#### [What needs to be done]
Show every line that has the string "ergo" in it.

#### [Stored records]

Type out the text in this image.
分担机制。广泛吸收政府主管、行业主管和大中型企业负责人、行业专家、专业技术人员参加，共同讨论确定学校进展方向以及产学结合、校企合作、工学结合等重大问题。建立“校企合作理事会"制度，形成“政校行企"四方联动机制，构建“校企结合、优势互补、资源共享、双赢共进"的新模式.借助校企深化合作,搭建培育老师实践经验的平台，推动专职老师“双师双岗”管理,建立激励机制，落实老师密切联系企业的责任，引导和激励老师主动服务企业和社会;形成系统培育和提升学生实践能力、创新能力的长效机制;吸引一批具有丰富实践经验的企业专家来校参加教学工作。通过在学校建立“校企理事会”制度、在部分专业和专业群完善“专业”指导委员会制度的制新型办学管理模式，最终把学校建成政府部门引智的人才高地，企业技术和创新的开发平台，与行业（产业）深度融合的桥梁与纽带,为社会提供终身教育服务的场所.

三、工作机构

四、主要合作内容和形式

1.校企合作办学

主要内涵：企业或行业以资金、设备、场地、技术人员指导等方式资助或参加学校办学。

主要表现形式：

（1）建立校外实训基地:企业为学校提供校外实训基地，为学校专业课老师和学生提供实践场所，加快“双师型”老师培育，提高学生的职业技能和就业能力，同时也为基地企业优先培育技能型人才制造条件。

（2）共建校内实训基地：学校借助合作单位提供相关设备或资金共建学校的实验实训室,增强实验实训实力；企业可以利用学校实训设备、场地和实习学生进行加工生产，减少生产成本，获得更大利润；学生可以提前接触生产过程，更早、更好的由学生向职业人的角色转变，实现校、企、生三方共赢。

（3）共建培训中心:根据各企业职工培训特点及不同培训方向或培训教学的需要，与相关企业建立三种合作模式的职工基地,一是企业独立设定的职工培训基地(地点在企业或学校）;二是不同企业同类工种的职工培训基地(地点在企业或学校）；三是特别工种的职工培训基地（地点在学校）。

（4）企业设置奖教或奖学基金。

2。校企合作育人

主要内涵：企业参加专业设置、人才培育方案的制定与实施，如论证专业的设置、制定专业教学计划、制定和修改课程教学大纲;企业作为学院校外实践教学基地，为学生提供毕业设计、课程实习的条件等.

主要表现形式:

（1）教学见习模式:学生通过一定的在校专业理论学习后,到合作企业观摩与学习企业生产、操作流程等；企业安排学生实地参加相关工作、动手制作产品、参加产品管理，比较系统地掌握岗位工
...
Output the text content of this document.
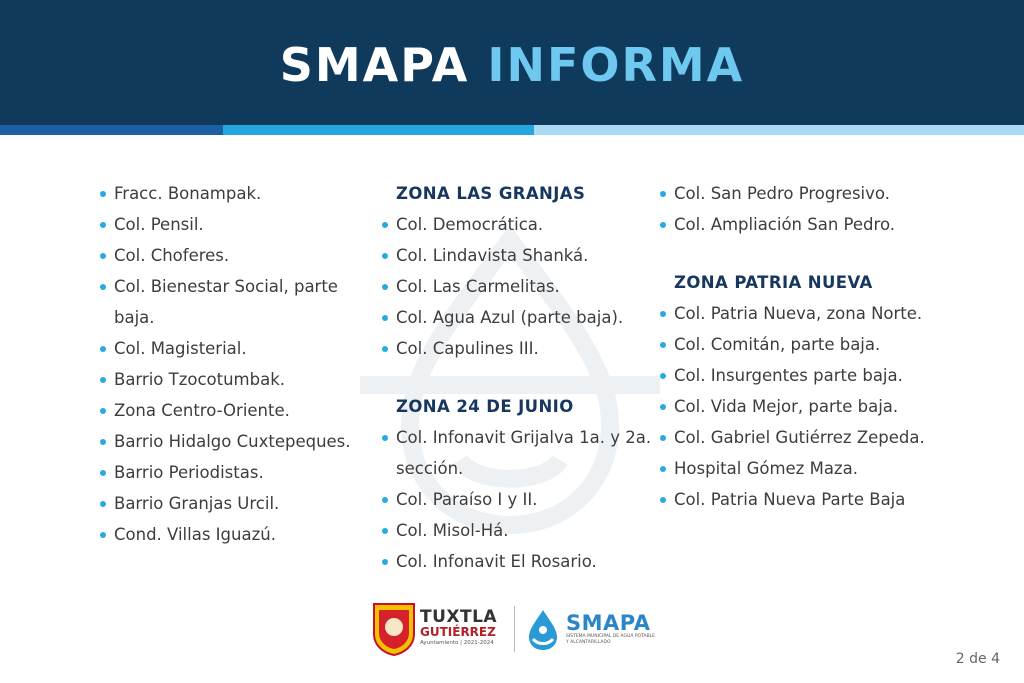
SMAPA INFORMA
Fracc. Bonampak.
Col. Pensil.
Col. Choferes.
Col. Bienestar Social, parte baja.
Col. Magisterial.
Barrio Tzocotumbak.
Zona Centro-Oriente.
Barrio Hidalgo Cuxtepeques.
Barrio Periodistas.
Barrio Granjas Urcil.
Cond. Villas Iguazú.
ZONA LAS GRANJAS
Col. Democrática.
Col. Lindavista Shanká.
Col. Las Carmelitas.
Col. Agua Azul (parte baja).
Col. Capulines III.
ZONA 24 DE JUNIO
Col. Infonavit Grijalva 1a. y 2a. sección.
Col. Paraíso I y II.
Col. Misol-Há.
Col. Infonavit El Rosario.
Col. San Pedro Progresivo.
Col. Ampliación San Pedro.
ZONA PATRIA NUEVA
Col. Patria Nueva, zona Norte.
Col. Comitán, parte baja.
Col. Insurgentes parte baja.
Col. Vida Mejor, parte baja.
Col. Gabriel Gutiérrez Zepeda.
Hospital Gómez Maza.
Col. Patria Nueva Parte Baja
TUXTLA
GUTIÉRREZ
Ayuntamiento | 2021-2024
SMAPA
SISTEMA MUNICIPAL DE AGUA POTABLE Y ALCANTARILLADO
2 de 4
* * *
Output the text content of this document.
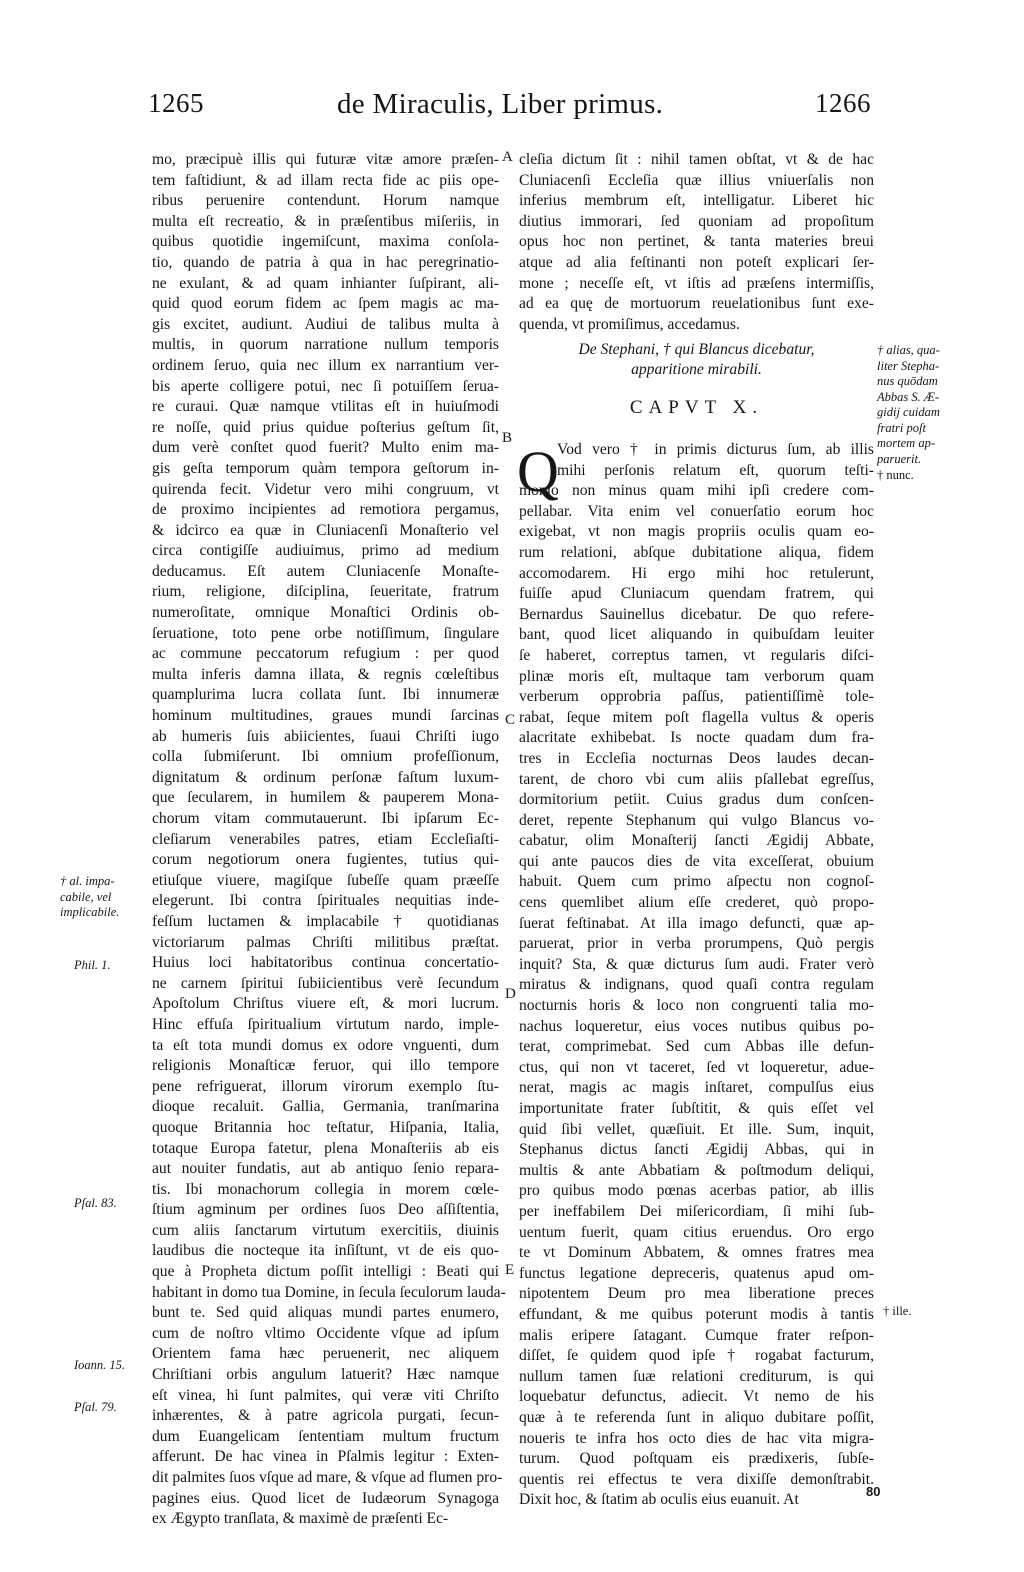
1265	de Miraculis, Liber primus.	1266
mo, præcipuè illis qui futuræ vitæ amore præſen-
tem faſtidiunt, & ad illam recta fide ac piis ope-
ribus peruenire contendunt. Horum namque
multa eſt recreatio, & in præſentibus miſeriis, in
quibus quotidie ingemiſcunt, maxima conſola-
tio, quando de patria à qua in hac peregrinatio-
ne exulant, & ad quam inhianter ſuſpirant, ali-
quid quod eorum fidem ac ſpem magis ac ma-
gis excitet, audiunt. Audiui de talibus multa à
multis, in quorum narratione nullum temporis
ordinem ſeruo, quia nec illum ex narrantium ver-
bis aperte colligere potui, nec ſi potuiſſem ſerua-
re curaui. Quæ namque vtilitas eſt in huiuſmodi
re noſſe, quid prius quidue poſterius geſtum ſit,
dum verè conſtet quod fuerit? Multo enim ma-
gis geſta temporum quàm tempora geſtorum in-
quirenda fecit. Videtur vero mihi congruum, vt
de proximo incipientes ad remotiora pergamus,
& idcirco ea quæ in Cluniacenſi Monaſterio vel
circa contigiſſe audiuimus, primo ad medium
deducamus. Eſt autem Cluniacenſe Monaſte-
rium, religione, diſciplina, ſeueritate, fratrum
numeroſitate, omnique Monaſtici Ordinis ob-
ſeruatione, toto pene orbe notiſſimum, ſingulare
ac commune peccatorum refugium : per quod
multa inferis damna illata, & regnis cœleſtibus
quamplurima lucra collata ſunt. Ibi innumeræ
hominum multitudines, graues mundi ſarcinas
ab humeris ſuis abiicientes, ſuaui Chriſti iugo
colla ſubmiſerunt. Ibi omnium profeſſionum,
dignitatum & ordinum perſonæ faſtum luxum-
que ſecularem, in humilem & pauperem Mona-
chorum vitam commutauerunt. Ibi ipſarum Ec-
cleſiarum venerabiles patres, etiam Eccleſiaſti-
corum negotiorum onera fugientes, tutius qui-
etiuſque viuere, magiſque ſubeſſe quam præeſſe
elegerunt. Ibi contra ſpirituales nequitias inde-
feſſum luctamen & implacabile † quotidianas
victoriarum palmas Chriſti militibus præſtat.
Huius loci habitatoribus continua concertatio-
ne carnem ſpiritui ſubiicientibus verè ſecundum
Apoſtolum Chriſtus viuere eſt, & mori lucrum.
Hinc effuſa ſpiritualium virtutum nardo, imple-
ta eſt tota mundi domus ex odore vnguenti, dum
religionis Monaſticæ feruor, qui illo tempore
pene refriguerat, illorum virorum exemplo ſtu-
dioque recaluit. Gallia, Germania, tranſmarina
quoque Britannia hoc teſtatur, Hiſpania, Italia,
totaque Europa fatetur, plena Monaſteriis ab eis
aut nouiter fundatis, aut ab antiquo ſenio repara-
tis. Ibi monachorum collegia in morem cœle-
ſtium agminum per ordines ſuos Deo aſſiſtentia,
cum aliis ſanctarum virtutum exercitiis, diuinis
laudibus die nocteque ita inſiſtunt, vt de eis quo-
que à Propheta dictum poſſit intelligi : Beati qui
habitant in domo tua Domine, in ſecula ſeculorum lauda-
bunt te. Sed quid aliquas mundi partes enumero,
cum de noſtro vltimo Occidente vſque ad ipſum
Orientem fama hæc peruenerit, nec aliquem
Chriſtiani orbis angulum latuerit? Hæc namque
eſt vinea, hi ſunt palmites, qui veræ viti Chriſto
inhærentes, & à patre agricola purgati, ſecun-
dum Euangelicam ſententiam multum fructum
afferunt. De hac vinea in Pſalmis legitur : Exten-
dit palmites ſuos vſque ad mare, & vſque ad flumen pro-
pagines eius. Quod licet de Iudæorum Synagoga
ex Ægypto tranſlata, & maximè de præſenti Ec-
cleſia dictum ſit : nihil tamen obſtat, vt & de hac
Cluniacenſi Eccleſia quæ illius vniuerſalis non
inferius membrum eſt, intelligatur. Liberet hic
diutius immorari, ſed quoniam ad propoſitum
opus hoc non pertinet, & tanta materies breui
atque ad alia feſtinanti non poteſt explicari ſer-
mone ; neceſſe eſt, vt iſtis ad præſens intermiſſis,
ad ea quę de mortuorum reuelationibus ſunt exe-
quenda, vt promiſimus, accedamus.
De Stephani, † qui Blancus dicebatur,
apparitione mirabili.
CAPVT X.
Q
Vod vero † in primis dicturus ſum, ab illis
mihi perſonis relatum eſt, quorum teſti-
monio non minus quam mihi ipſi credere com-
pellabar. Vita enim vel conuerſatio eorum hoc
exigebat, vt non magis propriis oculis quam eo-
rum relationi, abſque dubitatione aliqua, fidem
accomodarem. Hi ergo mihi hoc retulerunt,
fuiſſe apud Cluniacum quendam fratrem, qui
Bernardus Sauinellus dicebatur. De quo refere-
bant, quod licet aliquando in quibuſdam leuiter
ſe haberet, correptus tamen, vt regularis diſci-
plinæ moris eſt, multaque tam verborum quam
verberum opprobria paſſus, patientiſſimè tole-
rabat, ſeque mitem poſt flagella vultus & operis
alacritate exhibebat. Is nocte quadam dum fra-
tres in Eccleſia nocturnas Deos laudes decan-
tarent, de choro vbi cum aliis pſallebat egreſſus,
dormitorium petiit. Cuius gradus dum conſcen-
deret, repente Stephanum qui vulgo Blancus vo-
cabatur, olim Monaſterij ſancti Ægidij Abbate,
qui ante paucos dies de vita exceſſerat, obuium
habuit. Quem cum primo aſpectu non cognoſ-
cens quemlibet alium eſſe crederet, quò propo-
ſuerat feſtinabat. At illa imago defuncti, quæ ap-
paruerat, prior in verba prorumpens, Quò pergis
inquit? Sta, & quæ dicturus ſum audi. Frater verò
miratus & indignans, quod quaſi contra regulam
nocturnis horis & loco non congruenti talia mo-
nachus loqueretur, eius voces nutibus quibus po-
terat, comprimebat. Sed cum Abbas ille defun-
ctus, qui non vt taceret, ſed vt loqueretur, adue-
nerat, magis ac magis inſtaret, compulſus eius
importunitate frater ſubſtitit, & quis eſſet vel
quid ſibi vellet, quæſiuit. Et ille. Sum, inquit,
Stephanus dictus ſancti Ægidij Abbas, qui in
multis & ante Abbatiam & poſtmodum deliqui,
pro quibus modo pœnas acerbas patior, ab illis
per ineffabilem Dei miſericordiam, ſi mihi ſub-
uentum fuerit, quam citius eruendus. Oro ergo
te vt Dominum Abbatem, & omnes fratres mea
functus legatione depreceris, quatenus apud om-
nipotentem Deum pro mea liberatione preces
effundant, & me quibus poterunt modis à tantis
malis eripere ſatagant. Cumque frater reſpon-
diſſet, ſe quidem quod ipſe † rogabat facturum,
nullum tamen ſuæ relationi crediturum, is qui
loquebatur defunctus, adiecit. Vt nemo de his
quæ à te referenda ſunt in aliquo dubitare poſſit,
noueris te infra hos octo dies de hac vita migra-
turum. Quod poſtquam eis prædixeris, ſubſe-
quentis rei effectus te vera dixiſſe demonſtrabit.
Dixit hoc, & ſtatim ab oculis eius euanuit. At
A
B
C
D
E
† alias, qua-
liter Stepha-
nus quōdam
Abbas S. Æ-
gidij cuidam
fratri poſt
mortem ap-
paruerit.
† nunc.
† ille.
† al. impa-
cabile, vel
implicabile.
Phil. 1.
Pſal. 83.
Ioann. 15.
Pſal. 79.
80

#### [Solution to the exercise]
accomodarem. Hi ergo mihi hoc retulerunt,
uentum fuerit, quam citius eruendus. Oro ergo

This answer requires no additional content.